===== Text segment

The tank vents are 1" steel pipe sch. 40 and will exit the boat with the fill pipes and terminate at the fill stations.

After the fill pipes were fabricated I turned my attention to the fuel transfer piping. With four tanks on board, and one of those tanks being used as my day tank, I have to be able to transfer fuel from any one tank to any tank I desire. In order to transfer fuel I'll utilize an electric pump with a manual pump as my back up. Each tank has a dedicated pick up tube that extends to about 1" above the tank bottom for the transfer system. I added a second pick up tube to each tank to give me the option on using the second pick up tube for feeding the machinery while still having a stand alone fuel transfer system. The fuel transfer system has a large Racor filter that will clean the fuel and separate any water in the fuel before the fuel goes to the day tank.

I wanted to get a decent flow rate out of my transfer system, and because I was a little nervous about friction loss in the transfer pipe, I used 3/4" sch. 40 steel pipe for the transfer system.

I'm in the excavating business, and I'm always calling to have underground utilities marked before I dig on a job site. The marking companies spray paint the location of the various utilities on the ground using the following colors: red for electric, blue for water, yellow for gas, orange for cable and phone, and green for fuel or oil related. Given I have to paint the pipe to protect it, I have chosen to paint all the fuel related parts in the engine room green.

There is a lot to the fuel system, and I feel as if I got a good start on my first week of working on it.

Sunday, June 12, 2011

Guest cabin complete

I've finished the work in the kids cabin, and I'm moving my tools back to the engine room. All the major wood work is completed in the cabins and bathroom except for the building of the passage doors. I've got to decide on the door hardware before I commit to building the doors. I'm a little burned out on wood work, and a little time away from wood working will do me some good allowing me to finish some of the mechanical systems.

I had a visit from fellow boat builder Brian Russell last year and took some of his comments to heart. Brian is building a Dix alloy sailboat and you can check it out here:Welcome to Odyssey YAchts
While Brian and I were looking over my build he had some concern about the lack of ventilation in my hull. His concern had been gnawing at me for a while and so I started to make some choices about how I was going to keep air moving in the cabins. Since I'm blogging about the kids cabin, I might as well talk about the ventilation plan for this room. The guest cabin has a 20" x 20" Lemar Ocean Hatch as it's primary source of ventilation. I wanted more vents in the cabin that would work while under way and while we were off of the boat, so I added two six inch vents in each corner of the cabin. I found some 6" SCH.40 galvanized pipe at the scrap yard and purchased eight feet to fabricate the passive ventilation system. I carefully laid out the vent locations then cut away the insulation two inches larger than the pipe. I wedged a metal bucket with a little water in it tight to the ceiling @ the cut area, then used my plasma cutter to cut out the deck large enough to accept the pipe. I welded in my pipe vents and extended them up to an elevation lower than the cap of the Portuguese bridge. Because of the high bulwarks and me wanting the vent intake up where it will actually catch some air, I want to make sure the cowl is above the Portuguese bridge when I'm finished . I'll fabricate some Dorade boxes to work with the 5" cowl vents I'm looking for. When it's all said and done, the air intake will be above the Portuguese bridge, and the cowls will look quite shippy. I primed and painted the below deck pipe work then glued some plywood on the below deck pipe ends to act as a nailer for the bead board ceiling. Because I'm paranoid about sweating metal, I wrapped the pipe in closed cell foam gasket material I had in the shop, and spray foamed the rest with some of those cans you get at the hardware store. Doing metal work in a finished section of the boat is a bitch and really slows me down, but this was something that had to be done. I also added a 12 volt fan in each corner of the cabin that will be controlled by their own switch. The kids cabin also has one four inch duct for air conditioning and heat when the weather calls.

==========
===== Supplied records

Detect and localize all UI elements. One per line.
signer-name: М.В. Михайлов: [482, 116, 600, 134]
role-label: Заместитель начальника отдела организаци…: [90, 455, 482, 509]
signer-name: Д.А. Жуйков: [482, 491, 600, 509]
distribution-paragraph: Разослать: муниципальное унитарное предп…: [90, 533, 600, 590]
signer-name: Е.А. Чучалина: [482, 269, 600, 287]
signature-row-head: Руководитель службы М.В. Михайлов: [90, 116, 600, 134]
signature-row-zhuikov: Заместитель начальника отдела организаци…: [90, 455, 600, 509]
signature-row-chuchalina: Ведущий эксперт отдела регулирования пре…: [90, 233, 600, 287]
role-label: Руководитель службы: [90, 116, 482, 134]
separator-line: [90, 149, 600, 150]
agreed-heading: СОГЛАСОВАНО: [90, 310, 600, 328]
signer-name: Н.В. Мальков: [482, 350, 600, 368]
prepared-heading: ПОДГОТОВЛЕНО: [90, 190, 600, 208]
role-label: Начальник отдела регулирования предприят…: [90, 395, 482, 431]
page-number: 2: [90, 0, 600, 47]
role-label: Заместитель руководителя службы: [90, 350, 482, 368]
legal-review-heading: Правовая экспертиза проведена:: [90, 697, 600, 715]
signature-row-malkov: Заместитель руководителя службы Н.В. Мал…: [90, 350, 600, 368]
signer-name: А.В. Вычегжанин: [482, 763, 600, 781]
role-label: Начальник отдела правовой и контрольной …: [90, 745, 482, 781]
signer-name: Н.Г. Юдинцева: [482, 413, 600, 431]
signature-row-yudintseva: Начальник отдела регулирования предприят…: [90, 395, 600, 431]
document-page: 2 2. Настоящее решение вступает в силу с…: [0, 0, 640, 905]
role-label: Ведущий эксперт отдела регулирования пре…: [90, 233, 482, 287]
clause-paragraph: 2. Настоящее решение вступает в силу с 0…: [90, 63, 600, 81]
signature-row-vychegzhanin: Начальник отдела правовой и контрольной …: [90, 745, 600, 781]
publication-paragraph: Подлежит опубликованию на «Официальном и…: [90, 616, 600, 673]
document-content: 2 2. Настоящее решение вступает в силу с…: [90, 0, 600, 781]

==========

#### Exercises:
1. Could you quote the rows word for word, everything from the very first row down to the line containing "signer-name: Д.А. Жуйков: [482, 491, 600, 509]", with both of those included?
2. Can you write what comes next in the boat-building text, starting after its final sentence?
The boat-building text and the rows come from separate, unrelated sources.

#### Expected answers:
1.
Detect and localize all UI elements. One per line.
signer-name: М.В. Михайлов: [482, 116, 600, 134]
role-label: Заместитель начальника отдела организаци…: [90, 455, 482, 509]
signer-name: Д.А. Жуйков: [482, 491, 600, 509]

2.
The last wood working project in this cabin was building the drawer unit under the port bunks. There was really not enough usable space to build the lower of the two drawers so I built a cubby and installed a drawer front on the cubby. I installed two self closing cabinet hinges on this cubby/drawer along with a catch to hold the drawer front fast. The drawer unit is built against the bathroom bulkhead, and that angle turned out to be 28 degrees. Building the angled drawer was a challenge that took more time than one would figure, but I think the effort was worth it as this drawer added a fair amount of easily accessible storage. The drawer will have one inch of clearance as it slides past the bathroom door casing. The bathroom door will have to be closed to use the drawer unit, but I'm pretty sure it will be closed all the time since having the door closed makes the room just a fuzz larger.

Tuesday, June 7, 2011

It's not green

For anyone who thinks this ceiling is green, I have news for you. The manufacturer calls this color " Early Morning Forest Glenn". Once I figure out what a Glenn is I'll probably have a better clue as to why this is not called green. But in case anyone cares, from this day forward, I'm going to say that I have a green ceiling in the kids cabin.

I decided to use bead board for the ceiling in the kids cabin. I chose bead board because it is relatively inexpensive, has a traditional yacht look, is light weight and easily installed. White is probably a more traditional color, but I like the green, and I think it works.

The work in this room is winding down and after a few more evenings of work, this room will be finished. I still have a two more weeks until Spring is officially over, and I think I'm going to make my deadline of getting this room done before Summer. I hate to have a schedule on the boat build, but I want to get her finished and out of the barn, so I'm pushing a little harder and placing some deadlines upon myself.

The way the boat is framed, has caused me to build access panels along the port and starboard side where the ceiling meets the hull sides. On both sides of the boat, I now have an easily accessed chase from the bow to the engine room. Once inside the engine room, I'm good with screwing conduit and other mechanical parts to the walls and ceilings where I can get my hands and eyes on them, so I don't need decorative chase ways.

The port side of the hull chase way houses the water lines feeding the cabins. The starboard side has the spare forced main from the head if I ever decide to go with a toilet other than the composting unit. The four inch duct for the heat and AC that feeds the kids cabin and dressing room will also be in this chase. I think I have room to get the hydraulic lines for the anchor winch in this chase also, but that has yet to be decided. I really think the hydraulic lines will work well here, so maybe I'll just have to make that work.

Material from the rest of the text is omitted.